**Rows:**
***
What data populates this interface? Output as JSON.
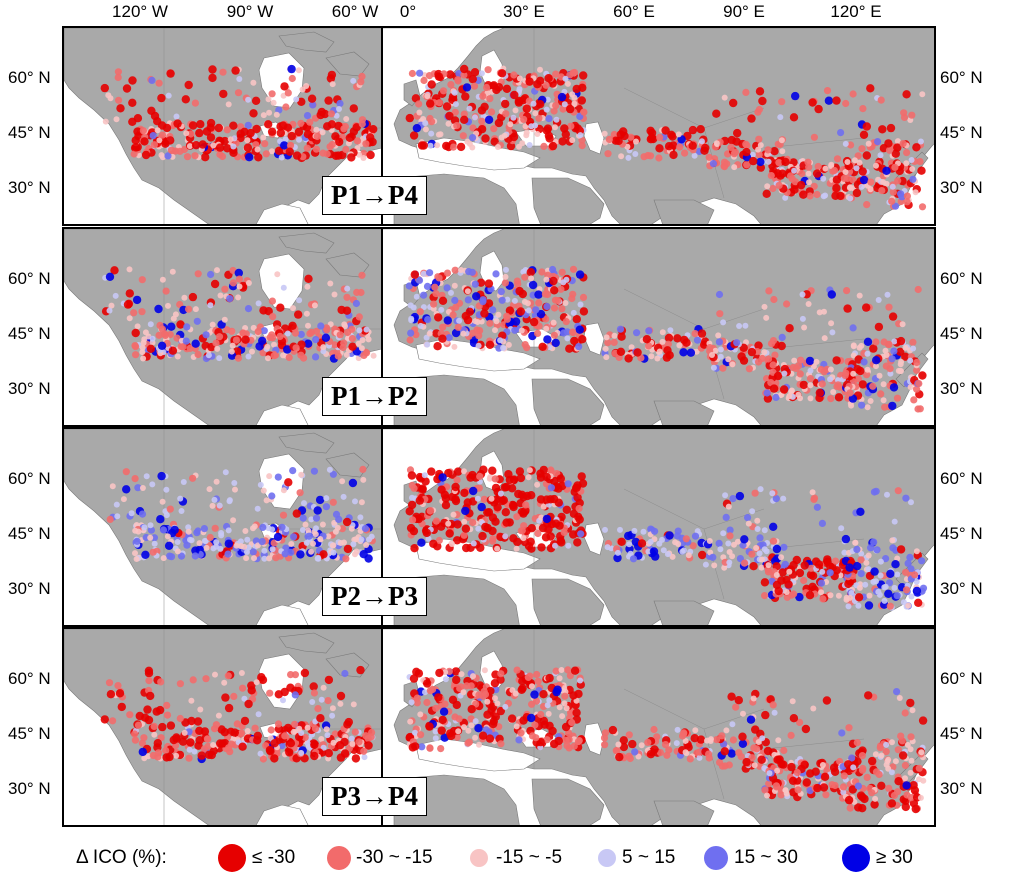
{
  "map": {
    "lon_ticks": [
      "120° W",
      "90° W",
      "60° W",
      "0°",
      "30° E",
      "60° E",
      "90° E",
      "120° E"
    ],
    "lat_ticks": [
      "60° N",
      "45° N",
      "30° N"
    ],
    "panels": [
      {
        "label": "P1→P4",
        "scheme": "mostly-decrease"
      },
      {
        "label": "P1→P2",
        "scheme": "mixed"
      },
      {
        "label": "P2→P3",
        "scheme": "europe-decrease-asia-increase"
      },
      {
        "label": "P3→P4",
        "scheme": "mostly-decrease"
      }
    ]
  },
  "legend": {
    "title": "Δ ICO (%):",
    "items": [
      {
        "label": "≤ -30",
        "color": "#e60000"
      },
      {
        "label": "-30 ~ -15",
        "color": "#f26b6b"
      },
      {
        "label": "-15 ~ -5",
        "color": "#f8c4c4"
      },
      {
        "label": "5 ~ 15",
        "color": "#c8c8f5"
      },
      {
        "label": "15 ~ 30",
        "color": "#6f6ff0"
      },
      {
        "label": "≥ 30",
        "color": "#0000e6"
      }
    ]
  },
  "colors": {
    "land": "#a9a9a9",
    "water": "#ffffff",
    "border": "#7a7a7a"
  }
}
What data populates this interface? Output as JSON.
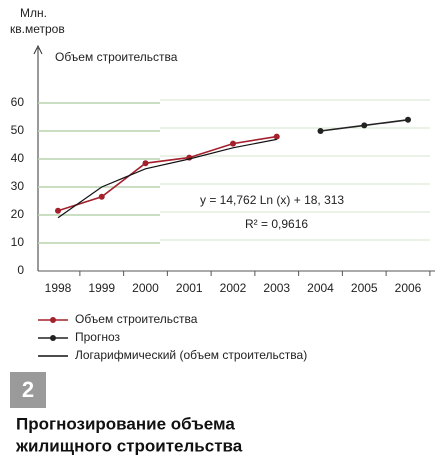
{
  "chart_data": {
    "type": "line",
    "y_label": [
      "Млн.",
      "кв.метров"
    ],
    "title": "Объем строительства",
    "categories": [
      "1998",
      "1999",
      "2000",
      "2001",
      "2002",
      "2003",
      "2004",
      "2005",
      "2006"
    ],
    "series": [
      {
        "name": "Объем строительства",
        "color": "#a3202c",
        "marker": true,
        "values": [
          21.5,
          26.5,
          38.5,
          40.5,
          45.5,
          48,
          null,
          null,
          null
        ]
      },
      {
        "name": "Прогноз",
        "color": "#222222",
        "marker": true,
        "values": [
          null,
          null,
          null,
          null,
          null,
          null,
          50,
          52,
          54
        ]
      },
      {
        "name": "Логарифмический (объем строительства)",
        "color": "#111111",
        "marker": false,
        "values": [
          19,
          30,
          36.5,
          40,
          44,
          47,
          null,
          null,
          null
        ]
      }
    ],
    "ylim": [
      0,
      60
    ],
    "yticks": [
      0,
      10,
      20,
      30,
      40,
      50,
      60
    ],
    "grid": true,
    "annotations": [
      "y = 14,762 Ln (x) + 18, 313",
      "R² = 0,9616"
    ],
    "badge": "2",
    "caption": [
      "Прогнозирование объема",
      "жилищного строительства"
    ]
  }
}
***
**What is expected:**
Above are records with pictures; repeat the records exactly and leave the pictures out.

**Finished task:**
What data populates this interface? Output as JSON.
{
  "map": {
    "lon_ticks": [
      "120° W",
      "90° W",
      "60° W",
      "0°",
      "30° E",
      "60° E",
      "90° E",
      "120° E"
    ],
    "lat_ticks": [
      "60° N",
      "45° N",
      "30° N"
    ],
    "panels": [
      {
        "label": "P1→P4",
        "scheme": "mostly-decrease"
      },
      {
        "label": "P1→P2",
        "scheme": "mixed"
      },
      {
        "label": "P2→P3",
        "scheme": "europe-decrease-asia-increase"
      },
      {
        "label": "P3→P4",
        "scheme": "mostly-decrease"
      }
    ]
  },
  "legend": {
    "title": "Δ ICO (%):",
    "items": [
      {
        "label": "≤ -30",
        "color": "#e60000"
      },
      {
        "label": "-30 ~ -15",
        "color": "#f26b6b"
      },
      {
        "label": "-15 ~ -5",
        "color": "#f8c4c4"
      },
      {
        "label": "5 ~ 15",
        "color": "#c8c8f5"
      },
      {
        "label": "15 ~ 30",
        "color": "#6f6ff0"
      },
      {
        "label": "≥ 30",
        "color": "#0000e6"
      }
    ]
  },
  "colors": {
    "land": "#a9a9a9",
    "water": "#ffffff",
    "border": "#7a7a7a"
  }
}
What data populates this interface? Output as JSON.
{
  "chart_data": {
    "type": "line",
    "y_label": [
      "Млн.",
      "кв.метров"
    ],
    "title": "Объем строительства",
    "categories": [
      "1998",
      "1999",
      "2000",
      "2001",
      "2002",
      "2003",
      "2004",
      "2005",
      "2006"
    ],
    "series": [
      {
        "name": "Объем строительства",
        "color": "#a3202c",
        "marker": true,
        "values": [
          21.5,
          26.5,
          38.5,
          40.5,
          45.5,
          48,
          null,
          null,
          null
        ]
      },
      {
        "name": "Прогноз",
        "color": "#222222",
        "marker": true,
        "values": [
          null,
          null,
          null,
          null,
          null,
          null,
          50,
          52,
          54
        ]
      },
      {
        "name": "Логарифмический (объем строительства)",
        "color": "#111111",
        "marker": false,
        "values": [
          19,
          30,
          36.5,
          40,
          44,
          47,
          null,
          null,
          null
        ]
      }
    ],
    "ylim": [
      0,
      60
    ],
    "yticks": [
      0,
      10,
      20,
      30,
      40,
      50,
      60
    ],
    "grid": true,
    "annotations": [
      "y = 14,762 Ln (x) + 18, 313",
      "R² = 0,9616"
    ],
    "badge": "2",
    "caption": [
      "Прогнозирование объема",
      "жилищного строительства"
    ]
  }
}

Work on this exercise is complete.